++++ SUPPLIED DATA ++++

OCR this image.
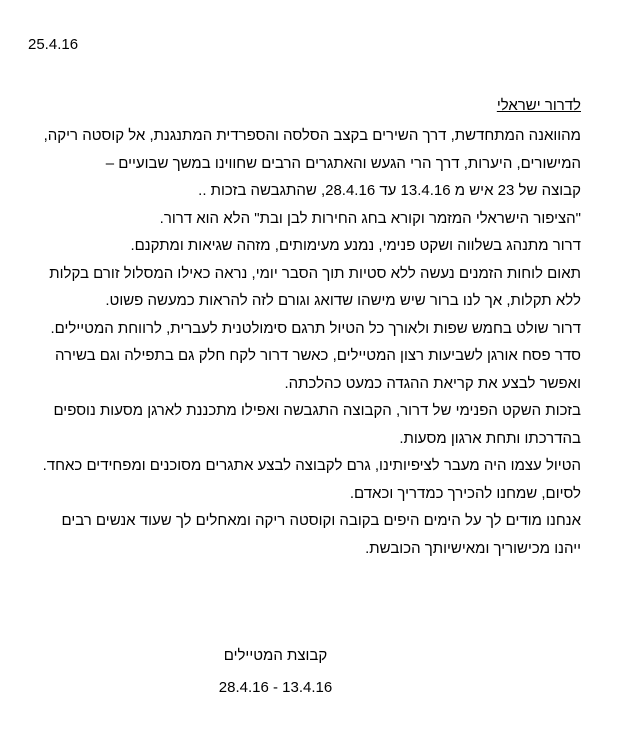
25.4.16
לדרור ישראלי
מהוואנה המתחדשת, דרך השירים בקצב הסלסה והספרדית המתנגנת, אל קוסטה ריקה,
המישורים, היערות, דרך הרי הגעש והאתגרים הרבים שחווינו במשך שבועיים –
קבוצה של 23 איש מ 13.4.16 עד 28.4.16, שהתגבשה בזכות ..
"הציפור הישראלי המזמר וקורא בחג החירות לבן ובת" הלא הוא דרור.
דרור מתנהג בשלווה ושקט פנימי, נמנע מעימותים, מזהה שגיאות ומתקנם.
תאום לוחות הזמנים נעשה ללא סטיות תוך הסבר יומי, נראה כאילו המסלול זורם בקלות
ללא תקלות, אך לנו ברור שיש מישהו שדואג וגורם לזה להראות כמעשה פשוט.
דרור שולט בחמש שפות ולאורך כל הטיול תרגם סימולטנית לעברית, לרווחת המטיילים.
סדר פסח אורגן לשביעות רצון המטיילים, כאשר דרור לקח חלק גם בתפילה וגם בשירה
ואפשר לבצע את קריאת ההגדה כמעט כהלכתה.
בזכות השקט הפנימי של דרור, הקבוצה התגבשה ואפילו מתכננת לארגן מסעות נוספים
בהדרכתו ותחת ארגון מסעות.
הטיול עצמו היה מעבר לציפיותינו, גרם לקבוצה לבצע אתגרים מסוכנים ומפחידים כאחד.
לסיום, שמחנו להכירך כמדריך וכאדם.
אנחנו מודים לך על הימים היפים בקובה וקוסטה ריקה ומאחלים לך שעוד אנשים רבים
ייהנו מכישוריך ומאישיותך הכובשת.
קבוצת המטיילים
28.4.16 - 13.4.16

++++

**WRITTEN EXERCISE**
Copy every entry exactly as written. Pictures are excluded.

**EXERCISE ANSWER**
OCR this image.
25.4.16
לדרור ישראלי
מהוואנה המתחדשת, דרך השירים בקצב הסלסה והספרדית המתנגנת, אל קוסטה ריקה,
המישורים, היערות, דרך הרי הגעש והאתגרים הרבים שחווינו במשך שבועיים –
קבוצה של 23 איש מ 13.4.16 עד 28.4.16, שהתגבשה בזכות ..
"הציפור הישראלי המזמר וקורא בחג החירות לבן ובת" הלא הוא דרור.
דרור מתנהג בשלווה ושקט פנימי, נמנע מעימותים, מזהה שגיאות ומתקנם.
תאום לוחות הזמנים נעשה ללא סטיות תוך הסבר יומי, נראה כאילו המסלול זורם בקלות
ללא תקלות, אך לנו ברור שיש מישהו שדואג וגורם לזה להראות כמעשה פשוט.
דרור שולט בחמש שפות ולאורך כל הטיול תרגם סימולטנית לעברית, לרווחת המטיילים.
סדר פסח אורגן לשביעות רצון המטיילים, כאשר דרור לקח חלק גם בתפילה וגם בשירה
ואפשר לבצע את קריאת ההגדה כמעט כהלכתה.
בזכות השקט הפנימי של דרור, הקבוצה התגבשה ואפילו מתכננת לארגן מסעות נוספים
בהדרכתו ותחת ארגון מסעות.
הטיול עצמו היה מעבר לציפיותינו, גרם לקבוצה לבצע אתגרים מסוכנים ומפחידים כאחד.
לסיום, שמחנו להכירך כמדריך וכאדם.
אנחנו מודים לך על הימים היפים בקובה וקוסטה ריקה ומאחלים לך שעוד אנשים רבים
ייהנו מכישוריך ומאישיותך הכובשת.
קבוצת המטיילים
28.4.16 - 13.4.16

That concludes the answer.